_Stated task_:
Return all lines in the material below that contain "Witold".

_Records for the task_:

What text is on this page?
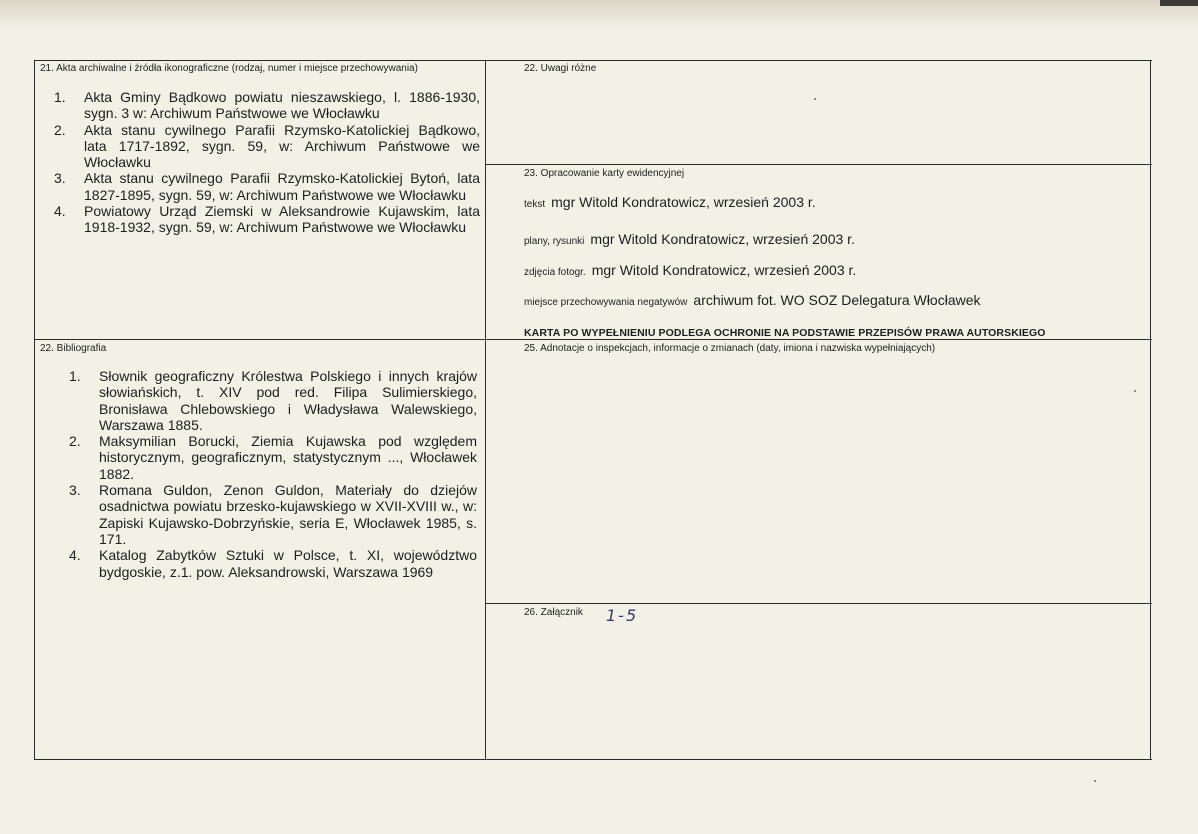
21. Akta archiwalne i źródła ikonograficzne (rodzaj, numer i miejsce przechowywania)
1. Akta Gminy Bądkowo powiatu nieszawskiego, l. 1886-1930, sygn. 3 w: Archiwum Państwowe we Włocławku
2. Akta stanu cywilnego Parafii Rzymsko-Katolickiej Bądkowo, lata 1717-1892, sygn. 59, w: Archiwum Państwowe we Włocławku
3. Akta stanu cywilnego Parafii Rzymsko-Katolickiej Bytoń, lata 1827-1895, sygn. 59, w: Archiwum Państwowe we Włocławku
4. Powiatowy Urząd Ziemski w Aleksandrowie Kujawskim, lata 1918-1932, sygn. 59, w: Archiwum Państwowe we Włocławku
22. Uwagi różne
23. Opracowanie karty ewidencyjnej
tekst mgr Witold Kondratowicz, wrzesień 2003 r.
plany, rysunki mgr Witold Kondratowicz, wrzesień 2003 r.
zdjęcia fotogr. mgr Witold Kondratowicz, wrzesień 2003 r.
miejsce przechowywania negatywów archiwum fot. WO SOZ Delegatura Włocławek
KARTA PO WYPEŁNIENIU PODLEGA OCHRONIE NA PODSTAWIE PRZEPISÓW PRAWA AUTORSKIEGO
22. Bibliografia
1. Słownik geograficzny Królestwa Polskiego i innych krajów słowiańskich, t. XIV pod red. Filipa Sulimierskiego, Bronisława Chlebowskiego i Władysława Walewskiego, Warszawa 1885.
2. Maksymilian Borucki, Ziemia Kujawska pod względem historycznym, geograficznym, statystycznym ..., Włocławek 1882.
3. Romana Guldon, Zenon Guldon, Materiały do dziejów osadnictwa powiatu brzesko-kujawskiego w XVII-XVIII w., w: Zapiski Kujawsko-Dobrzyńskie, seria E, Włocławek 1985, s. 171.
4. Katalog Zabytków Sztuki w Polsce, t. XI, województwo bydgoskie, z.1. pow. Aleksandrowski, Warszawa 1969
25. Adnotacje o inspekcjach, informacje o zmianach (daty, imiona i nazwiska wypełniających)
26. Załącznik 1-5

_Result below_:
tekst mgr Witold Kondratowicz, wrzesień 2003 r.
plany, rysunki mgr Witold Kondratowicz, wrzesień 2003 r.
zdjęcia fotogr. mgr Witold Kondratowicz, wrzesień 2003 r.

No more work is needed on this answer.